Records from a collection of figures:
• • • • • • •
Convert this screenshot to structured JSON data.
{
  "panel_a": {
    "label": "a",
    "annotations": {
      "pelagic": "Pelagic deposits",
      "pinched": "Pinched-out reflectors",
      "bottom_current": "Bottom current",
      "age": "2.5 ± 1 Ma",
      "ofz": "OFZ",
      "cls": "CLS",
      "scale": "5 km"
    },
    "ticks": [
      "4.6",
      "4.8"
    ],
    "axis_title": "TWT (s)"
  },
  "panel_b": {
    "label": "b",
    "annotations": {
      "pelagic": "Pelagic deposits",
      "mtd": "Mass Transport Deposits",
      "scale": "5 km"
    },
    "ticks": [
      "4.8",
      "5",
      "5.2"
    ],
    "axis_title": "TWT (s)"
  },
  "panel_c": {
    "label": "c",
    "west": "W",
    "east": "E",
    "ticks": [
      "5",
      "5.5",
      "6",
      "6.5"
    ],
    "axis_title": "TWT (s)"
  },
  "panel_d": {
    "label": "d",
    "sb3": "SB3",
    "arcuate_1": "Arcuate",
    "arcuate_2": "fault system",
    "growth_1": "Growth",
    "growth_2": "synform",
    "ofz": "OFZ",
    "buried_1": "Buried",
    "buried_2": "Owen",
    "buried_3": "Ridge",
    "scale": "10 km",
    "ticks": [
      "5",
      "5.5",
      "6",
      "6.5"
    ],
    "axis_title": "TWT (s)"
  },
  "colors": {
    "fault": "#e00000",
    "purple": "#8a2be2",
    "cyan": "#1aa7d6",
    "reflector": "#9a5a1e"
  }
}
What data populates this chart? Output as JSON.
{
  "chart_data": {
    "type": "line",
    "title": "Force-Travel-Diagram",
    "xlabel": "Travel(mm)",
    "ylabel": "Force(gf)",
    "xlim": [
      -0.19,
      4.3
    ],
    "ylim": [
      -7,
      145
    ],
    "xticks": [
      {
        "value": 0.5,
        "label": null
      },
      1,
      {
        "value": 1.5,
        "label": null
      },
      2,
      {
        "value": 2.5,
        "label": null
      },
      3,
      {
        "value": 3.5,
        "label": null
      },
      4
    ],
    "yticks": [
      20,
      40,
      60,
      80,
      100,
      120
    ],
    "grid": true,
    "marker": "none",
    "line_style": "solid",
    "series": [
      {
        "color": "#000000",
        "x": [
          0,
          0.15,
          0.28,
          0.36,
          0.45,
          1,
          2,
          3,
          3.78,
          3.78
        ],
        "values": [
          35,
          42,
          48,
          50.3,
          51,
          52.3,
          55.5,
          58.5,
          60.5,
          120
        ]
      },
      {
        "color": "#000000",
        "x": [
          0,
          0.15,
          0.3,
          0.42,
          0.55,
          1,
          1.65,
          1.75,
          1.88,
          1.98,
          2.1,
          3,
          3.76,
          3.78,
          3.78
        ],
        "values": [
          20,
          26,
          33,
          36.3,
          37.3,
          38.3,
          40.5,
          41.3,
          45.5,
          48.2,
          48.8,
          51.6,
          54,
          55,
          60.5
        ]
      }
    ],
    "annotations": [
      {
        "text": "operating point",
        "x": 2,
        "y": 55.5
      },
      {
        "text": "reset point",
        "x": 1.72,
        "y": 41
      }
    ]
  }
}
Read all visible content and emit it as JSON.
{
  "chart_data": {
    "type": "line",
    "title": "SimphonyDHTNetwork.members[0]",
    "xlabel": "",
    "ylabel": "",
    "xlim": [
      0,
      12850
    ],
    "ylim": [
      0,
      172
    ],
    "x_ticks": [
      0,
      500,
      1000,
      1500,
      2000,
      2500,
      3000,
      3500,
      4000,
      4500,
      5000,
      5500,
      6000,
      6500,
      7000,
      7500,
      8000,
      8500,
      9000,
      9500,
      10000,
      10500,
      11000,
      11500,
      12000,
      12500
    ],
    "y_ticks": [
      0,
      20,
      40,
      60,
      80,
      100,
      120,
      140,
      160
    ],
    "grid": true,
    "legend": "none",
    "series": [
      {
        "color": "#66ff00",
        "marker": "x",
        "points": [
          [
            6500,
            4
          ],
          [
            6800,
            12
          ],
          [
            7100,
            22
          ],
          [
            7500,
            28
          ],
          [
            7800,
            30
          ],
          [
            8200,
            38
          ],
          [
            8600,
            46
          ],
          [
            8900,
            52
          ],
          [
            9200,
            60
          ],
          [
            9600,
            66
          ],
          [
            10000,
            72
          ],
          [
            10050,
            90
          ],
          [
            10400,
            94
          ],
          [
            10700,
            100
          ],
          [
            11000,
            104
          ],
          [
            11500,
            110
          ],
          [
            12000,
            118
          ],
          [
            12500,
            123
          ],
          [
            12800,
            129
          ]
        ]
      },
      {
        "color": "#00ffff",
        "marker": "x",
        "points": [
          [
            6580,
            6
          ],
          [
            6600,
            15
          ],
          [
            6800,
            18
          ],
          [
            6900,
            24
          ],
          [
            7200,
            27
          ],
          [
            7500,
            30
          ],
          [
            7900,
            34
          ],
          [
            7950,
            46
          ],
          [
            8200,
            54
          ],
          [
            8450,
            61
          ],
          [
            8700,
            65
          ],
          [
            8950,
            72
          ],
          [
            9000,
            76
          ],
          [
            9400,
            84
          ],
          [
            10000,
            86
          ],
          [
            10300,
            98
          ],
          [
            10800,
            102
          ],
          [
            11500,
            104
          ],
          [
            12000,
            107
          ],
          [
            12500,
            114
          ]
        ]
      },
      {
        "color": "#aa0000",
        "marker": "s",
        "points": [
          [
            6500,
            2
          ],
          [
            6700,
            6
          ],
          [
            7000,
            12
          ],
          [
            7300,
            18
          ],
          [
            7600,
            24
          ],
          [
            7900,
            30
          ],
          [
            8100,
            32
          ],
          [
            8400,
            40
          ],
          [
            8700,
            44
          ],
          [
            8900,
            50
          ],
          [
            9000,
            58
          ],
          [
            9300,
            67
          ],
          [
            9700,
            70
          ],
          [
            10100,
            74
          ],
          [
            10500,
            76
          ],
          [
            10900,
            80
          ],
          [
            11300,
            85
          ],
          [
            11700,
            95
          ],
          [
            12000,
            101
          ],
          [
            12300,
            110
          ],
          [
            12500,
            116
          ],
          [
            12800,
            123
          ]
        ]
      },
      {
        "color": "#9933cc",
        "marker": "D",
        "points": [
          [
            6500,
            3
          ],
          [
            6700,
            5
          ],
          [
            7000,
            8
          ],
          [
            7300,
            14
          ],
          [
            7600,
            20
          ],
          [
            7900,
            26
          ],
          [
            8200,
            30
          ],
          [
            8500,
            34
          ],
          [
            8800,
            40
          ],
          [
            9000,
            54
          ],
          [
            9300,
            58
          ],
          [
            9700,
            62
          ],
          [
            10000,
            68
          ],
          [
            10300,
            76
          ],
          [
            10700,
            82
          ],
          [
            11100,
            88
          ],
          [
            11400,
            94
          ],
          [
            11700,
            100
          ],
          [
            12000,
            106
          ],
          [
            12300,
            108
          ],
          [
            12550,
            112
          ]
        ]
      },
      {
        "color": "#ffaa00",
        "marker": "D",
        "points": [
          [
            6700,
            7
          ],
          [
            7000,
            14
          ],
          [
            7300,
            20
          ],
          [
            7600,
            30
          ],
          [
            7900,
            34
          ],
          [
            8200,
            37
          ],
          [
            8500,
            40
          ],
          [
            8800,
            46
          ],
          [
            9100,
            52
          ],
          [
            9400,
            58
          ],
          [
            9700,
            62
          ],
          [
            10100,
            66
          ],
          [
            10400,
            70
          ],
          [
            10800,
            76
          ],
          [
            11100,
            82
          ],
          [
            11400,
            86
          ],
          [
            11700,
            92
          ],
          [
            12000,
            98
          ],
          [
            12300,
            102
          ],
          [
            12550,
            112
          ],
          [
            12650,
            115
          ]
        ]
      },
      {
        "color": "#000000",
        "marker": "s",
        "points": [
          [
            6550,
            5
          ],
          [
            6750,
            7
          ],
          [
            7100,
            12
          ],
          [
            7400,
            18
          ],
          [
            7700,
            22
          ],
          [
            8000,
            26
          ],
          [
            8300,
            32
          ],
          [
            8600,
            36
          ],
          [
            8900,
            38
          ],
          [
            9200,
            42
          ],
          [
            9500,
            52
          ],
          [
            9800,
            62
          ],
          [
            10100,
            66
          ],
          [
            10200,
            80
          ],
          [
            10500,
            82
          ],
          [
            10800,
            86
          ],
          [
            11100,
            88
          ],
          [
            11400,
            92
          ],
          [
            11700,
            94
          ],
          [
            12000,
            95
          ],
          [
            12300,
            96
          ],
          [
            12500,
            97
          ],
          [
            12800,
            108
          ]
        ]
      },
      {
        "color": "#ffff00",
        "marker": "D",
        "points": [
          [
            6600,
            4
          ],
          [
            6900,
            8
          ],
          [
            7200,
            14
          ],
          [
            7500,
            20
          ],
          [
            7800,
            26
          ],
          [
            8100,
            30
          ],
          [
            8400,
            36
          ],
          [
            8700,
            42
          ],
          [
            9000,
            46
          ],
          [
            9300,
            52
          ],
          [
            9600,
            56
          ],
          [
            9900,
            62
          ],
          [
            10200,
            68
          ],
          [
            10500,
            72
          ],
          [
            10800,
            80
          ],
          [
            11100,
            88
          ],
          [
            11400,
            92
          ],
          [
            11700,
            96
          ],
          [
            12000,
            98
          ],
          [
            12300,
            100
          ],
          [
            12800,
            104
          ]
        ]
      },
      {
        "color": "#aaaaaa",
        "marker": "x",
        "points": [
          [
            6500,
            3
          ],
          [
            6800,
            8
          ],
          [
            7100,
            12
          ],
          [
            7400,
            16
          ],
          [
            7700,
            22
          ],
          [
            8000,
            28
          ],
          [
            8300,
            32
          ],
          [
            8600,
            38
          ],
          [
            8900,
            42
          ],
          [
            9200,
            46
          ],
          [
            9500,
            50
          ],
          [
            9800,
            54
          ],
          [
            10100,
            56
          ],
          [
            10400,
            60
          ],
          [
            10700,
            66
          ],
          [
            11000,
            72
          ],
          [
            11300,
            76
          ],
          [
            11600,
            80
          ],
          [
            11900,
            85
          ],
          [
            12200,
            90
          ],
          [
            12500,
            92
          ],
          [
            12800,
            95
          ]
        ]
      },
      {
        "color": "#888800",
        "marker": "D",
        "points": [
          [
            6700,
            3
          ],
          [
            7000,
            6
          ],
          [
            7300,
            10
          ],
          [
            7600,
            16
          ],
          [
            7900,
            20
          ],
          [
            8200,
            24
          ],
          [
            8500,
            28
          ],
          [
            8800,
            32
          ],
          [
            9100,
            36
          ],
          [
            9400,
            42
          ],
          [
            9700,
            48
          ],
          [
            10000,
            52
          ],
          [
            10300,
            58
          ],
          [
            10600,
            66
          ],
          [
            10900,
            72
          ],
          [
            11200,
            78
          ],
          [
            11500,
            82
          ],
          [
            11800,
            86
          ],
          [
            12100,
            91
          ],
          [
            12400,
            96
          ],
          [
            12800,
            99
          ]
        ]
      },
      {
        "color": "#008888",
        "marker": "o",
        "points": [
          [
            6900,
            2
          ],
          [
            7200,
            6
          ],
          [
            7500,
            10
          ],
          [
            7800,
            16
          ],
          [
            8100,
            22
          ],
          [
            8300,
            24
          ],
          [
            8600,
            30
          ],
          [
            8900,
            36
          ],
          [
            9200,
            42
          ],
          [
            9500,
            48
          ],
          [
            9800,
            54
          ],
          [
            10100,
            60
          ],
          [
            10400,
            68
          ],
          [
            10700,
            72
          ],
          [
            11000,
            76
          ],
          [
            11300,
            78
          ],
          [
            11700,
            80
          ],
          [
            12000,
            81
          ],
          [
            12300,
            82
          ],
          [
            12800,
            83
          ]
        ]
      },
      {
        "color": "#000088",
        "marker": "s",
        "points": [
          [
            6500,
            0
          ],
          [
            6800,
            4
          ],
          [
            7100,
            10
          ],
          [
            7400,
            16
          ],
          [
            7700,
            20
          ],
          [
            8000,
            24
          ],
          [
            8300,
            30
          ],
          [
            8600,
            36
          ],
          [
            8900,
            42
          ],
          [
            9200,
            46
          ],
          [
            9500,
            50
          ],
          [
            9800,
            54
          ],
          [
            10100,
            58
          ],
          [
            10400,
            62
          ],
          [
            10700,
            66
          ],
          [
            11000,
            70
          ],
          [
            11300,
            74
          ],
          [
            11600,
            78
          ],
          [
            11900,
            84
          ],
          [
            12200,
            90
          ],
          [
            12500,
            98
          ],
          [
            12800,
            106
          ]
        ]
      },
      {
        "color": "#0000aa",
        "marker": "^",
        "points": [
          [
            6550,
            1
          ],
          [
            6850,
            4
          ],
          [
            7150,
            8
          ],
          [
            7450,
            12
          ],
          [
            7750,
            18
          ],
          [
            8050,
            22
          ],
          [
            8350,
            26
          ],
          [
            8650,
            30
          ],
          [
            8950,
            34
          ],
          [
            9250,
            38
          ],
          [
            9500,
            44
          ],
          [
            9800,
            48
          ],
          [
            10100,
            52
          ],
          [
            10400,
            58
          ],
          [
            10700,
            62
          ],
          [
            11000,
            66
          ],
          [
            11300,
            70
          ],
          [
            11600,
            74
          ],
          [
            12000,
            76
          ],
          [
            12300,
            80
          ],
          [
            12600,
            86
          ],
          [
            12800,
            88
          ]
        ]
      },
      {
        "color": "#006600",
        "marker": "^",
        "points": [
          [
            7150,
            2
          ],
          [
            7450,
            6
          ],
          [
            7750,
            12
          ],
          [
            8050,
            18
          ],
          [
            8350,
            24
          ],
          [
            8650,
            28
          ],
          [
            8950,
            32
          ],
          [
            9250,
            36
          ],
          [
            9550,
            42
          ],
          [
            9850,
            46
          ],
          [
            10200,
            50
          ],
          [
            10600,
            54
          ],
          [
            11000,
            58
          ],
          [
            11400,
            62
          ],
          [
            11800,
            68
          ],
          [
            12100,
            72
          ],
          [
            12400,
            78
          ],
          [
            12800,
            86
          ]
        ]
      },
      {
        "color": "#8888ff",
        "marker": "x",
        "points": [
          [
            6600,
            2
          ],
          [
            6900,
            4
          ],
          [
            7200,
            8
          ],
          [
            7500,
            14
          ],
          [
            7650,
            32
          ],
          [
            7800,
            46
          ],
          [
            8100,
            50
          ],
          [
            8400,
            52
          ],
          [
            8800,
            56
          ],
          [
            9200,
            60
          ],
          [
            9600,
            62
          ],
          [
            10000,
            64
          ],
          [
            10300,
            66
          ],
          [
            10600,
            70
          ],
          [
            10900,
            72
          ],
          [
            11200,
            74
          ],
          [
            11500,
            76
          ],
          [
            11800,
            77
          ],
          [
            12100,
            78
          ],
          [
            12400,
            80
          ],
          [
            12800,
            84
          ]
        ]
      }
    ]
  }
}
• • • • • • •
→ **Aim of the exercise**
Read the lines above. Gather those in which the string "Force" is found.

→ **Finished task**
    "title": "Force-Travel-Diagram",
    "ylabel": "Force(gf)",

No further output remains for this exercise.